__Stated goal__
Please retype the data in full and exactly; the pictures are not part of the copy.

__Records for this task__
==============================

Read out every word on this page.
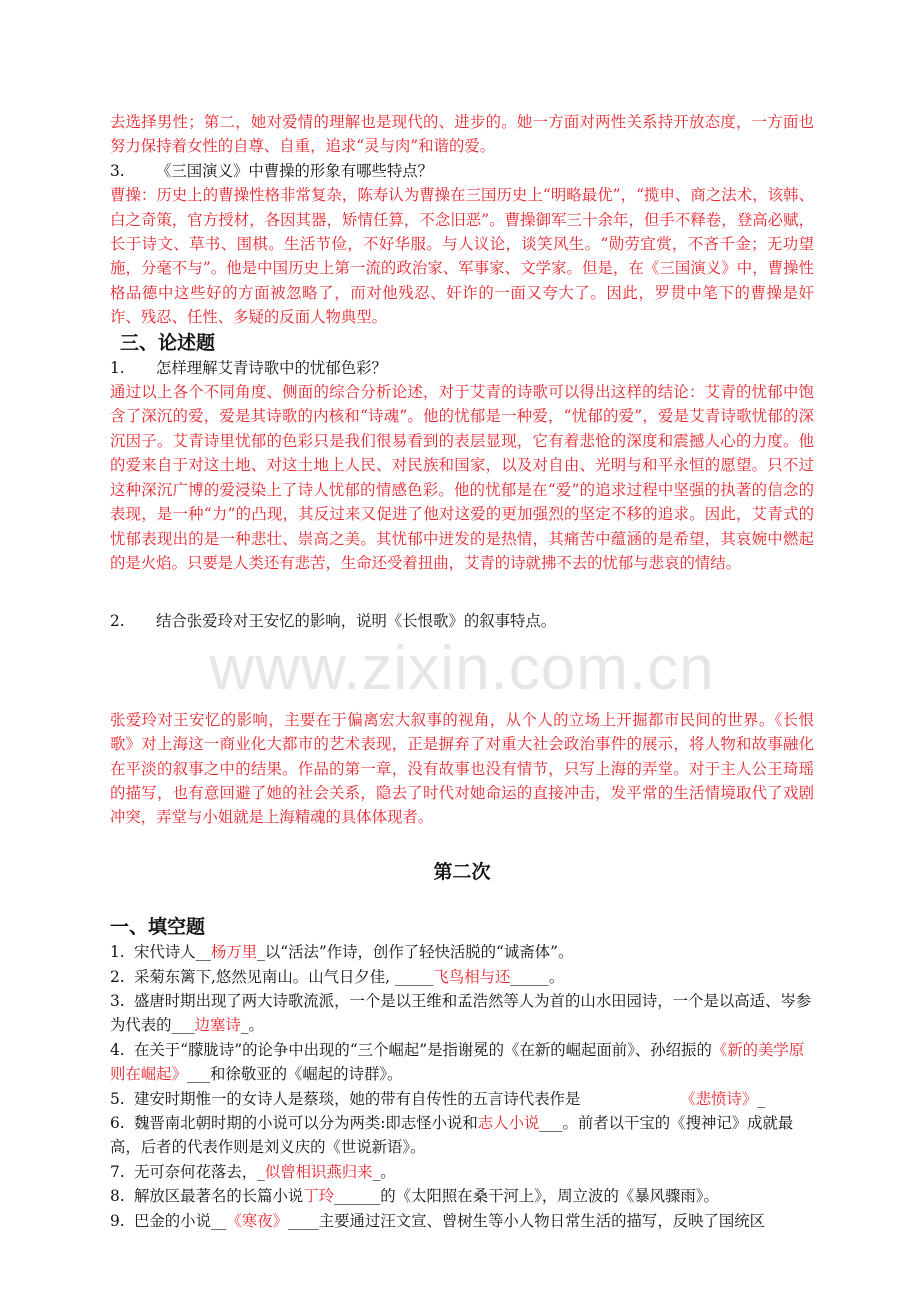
去选择男性；第二，她对爱情的理解也是现代的、进步的。她一方面对两性关系持开放态度，一方面也努力保持着女性的自尊、自重，追求“灵与肉”和谐的爱。

3. 《三国演义》中曹操的形象有哪些特点？

曹操：历史上的曹操性格非常复杂，陈寿认为曹操在三国历史上“明略最优”，“揽申、商之法术，该韩、白之奇策，官方授材，各因其器，矫情任算，不念旧恶”。曹操御军三十余年，但手不释卷，登高必赋，长于诗文、草书、围棋。生活节俭，不好华服。与人议论，谈笑风生。“勋劳宜赏，不吝千金；无功望施，分毫不与”。他是中国历史上第一流的政治家、军事家、文学家。但是，在《三国演义》中，曹操性格品德中这些好的方面被忽略了，而对他残忍、奸诈的一面又夸大了。因此，罗贯中笔下的曹操是奸诈、残忍、任性、多疑的反面人物典型。

三、论述题

1. 怎样理解艾青诗歌中的忧郁色彩？

通过以上各个不同角度、侧面的综合分析论述，对于艾青的诗歌可以得出这样的结论：艾青的忧郁中饱含了深沉的爱，爱是其诗歌的内核和“诗魂”。他的忧郁是一种爱，“忧郁的爱”，爱是艾青诗歌忧郁的深沉因子。艾青诗里忧郁的色彩只是我们很易看到的表层显现，它有着悲怆的深度和震撼人心的力度。他的爱来自于对这土地、对这土地上人民、对民族和国家，以及对自由、光明与和平永恒的愿望。只不过这种深沉广博的爱浸染上了诗人忧郁的情感色彩。他的忧郁是在“爱”的追求过程中坚强的执著的信念的表现，是一种“力”的凸现，其反过来又促进了他对这爱的更加强烈的坚定不移的追求。因此，艾青式的忧郁表现出的是一种悲壮、崇高之美。其忧郁中迸发的是热情，其痛苦中蕴涵的是希望，其哀婉中燃起的是火焰。只要是人类还有悲苦，生命还受着扭曲，艾青的诗就拂不去的忧郁与悲哀的情结。

2. 结合张爱玲对王安忆的影响，说明《长恨歌》的叙事特点。

www.zixin.com.cn

张爱玲对王安忆的影响，主要在于偏离宏大叙事的视角，从个人的立场上开掘都市民间的世界。《长恨歌》对上海这一商业化大都市的艺术表现，正是摒弃了对重大社会政治事件的展示，将人物和故事融化在平淡的叙事之中的结果。作品的第一章，没有故事也没有情节，只写上海的弄堂。对于主人公王琦瑶的描写，也有意回避了她的社会关系，隐去了时代对她命运的直接冲击，发平常的生活情境取代了戏剧冲突，弄堂与小姐就是上海精魂的具体体现者。

第二次

一、填空题

1. 宋代诗人__杨万里_以“活法”作诗，创作了轻快活脱的“诚斋体”。

2. 采菊东篱下,悠然见南山。山气日夕佳, _____飞鸟相与还_____。

3. 盛唐时期出现了两大诗歌流派，一个是以王维和孟浩然等人为首的山水田园诗，一个是以高适、岑参为代表的___边塞诗_。

4. 在关于“朦胧诗”的论争中出现的“三个崛起”是指谢冕的《在新的崛起面前》、孙绍振的《新的美学原则在崛起》___和徐敬亚的《崛起的诗群》。

5. 建安时期惟一的女诗人是蔡琰，她的带有自传性的五言诗代表作是	《悲愤诗》_

6. 魏晋南北朝时期的小说可以分为两类:即志怪小说和志人小说___。前者以干宝的《搜神记》成就最高，后者的代表作则是刘义庆的《世说新语》。

7. 无可奈何花落去，_似曾相识燕归来_。

8. 解放区最著名的长篇小说丁玲______的《太阳照在桑干河上》，周立波的《暴风骤雨》。

9. 巴金的小说__《寒夜》____主要通过汪文宣、曾树生等小人物日常生活的描写，反映了国统区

==============================

__Exercise answer__
Read out every word on this page.
去选择男性；第二，她对爱情的理解也是现代的、进步的。她一方面对两性关系持开放态度，一方面也努力保持着女性的自尊、自重，追求“灵与肉”和谐的爱。

3. 《三国演义》中曹操的形象有哪些特点？

曹操：历史上的曹操性格非常复杂，陈寿认为曹操在三国历史上“明略最优”，“揽申、商之法术，该韩、白之奇策，官方授材，各因其器，矫情任算，不念旧恶”。曹操御军三十余年，但手不释卷，登高必赋，长于诗文、草书、围棋。生活节俭，不好华服。与人议论，谈笑风生。“勋劳宜赏，不吝千金；无功望施，分毫不与”。他是中国历史上第一流的政治家、军事家、文学家。但是，在《三国演义》中，曹操性格品德中这些好的方面被忽略了，而对他残忍、奸诈的一面又夸大了。因此，罗贯中笔下的曹操是奸诈、残忍、任性、多疑的反面人物典型。

三、论述题

1. 怎样理解艾青诗歌中的忧郁色彩？

通过以上各个不同角度、侧面的综合分析论述，对于艾青的诗歌可以得出这样的结论：艾青的忧郁中饱含了深沉的爱，爱是其诗歌的内核和“诗魂”。他的忧郁是一种爱，“忧郁的爱”，爱是艾青诗歌忧郁的深沉因子。艾青诗里忧郁的色彩只是我们很易看到的表层显现，它有着悲怆的深度和震撼人心的力度。他的爱来自于对这土地、对这土地上人民、对民族和国家，以及对自由、光明与和平永恒的愿望。只不过这种深沉广博的爱浸染上了诗人忧郁的情感色彩。他的忧郁是在“爱”的追求过程中坚强的执著的信念的表现，是一种“力”的凸现，其反过来又促进了他对这爱的更加强烈的坚定不移的追求。因此，艾青式的忧郁表现出的是一种悲壮、崇高之美。其忧郁中迸发的是热情，其痛苦中蕴涵的是希望，其哀婉中燃起的是火焰。只要是人类还有悲苦，生命还受着扭曲，艾青的诗就拂不去的忧郁与悲哀的情结。

2. 结合张爱玲对王安忆的影响，说明《长恨歌》的叙事特点。

www.zixin.com.cn

张爱玲对王安忆的影响，主要在于偏离宏大叙事的视角，从个人的立场上开掘都市民间的世界。《长恨歌》对上海这一商业化大都市的艺术表现，正是摒弃了对重大社会政治事件的展示，将人物和故事融化在平淡的叙事之中的结果。作品的第一章，没有故事也没有情节，只写上海的弄堂。对于主人公王琦瑶的描写，也有意回避了她的社会关系，隐去了时代对她命运的直接冲击，发平常的生活情境取代了戏剧冲突，弄堂与小姐就是上海精魂的具体体现者。

第二次

一、填空题

1. 宋代诗人__杨万里_以“活法”作诗，创作了轻快活脱的“诚斋体”。

2. 采菊东篱下,悠然见南山。山气日夕佳, _____飞鸟相与还_____。

3. 盛唐时期出现了两大诗歌流派，一个是以王维和孟浩然等人为首的山水田园诗，一个是以高适、岑参为代表的___边塞诗_。

4. 在关于“朦胧诗”的论争中出现的“三个崛起”是指谢冕的《在新的崛起面前》、孙绍振的《新的美学原则在崛起》___和徐敬亚的《崛起的诗群》。

5. 建安时期惟一的女诗人是蔡琰，她的带有自传性的五言诗代表作是	《悲愤诗》_

6. 魏晋南北朝时期的小说可以分为两类:即志怪小说和志人小说___。前者以干宝的《搜神记》成就最高，后者的代表作则是刘义庆的《世说新语》。

7. 无可奈何花落去，_似曾相识燕归来_。

8. 解放区最著名的长篇小说丁玲______的《太阳照在桑干河上》，周立波的《暴风骤雨》。

9. 巴金的小说__《寒夜》____主要通过汪文宣、曾树生等小人物日常生活的描写，反映了国统区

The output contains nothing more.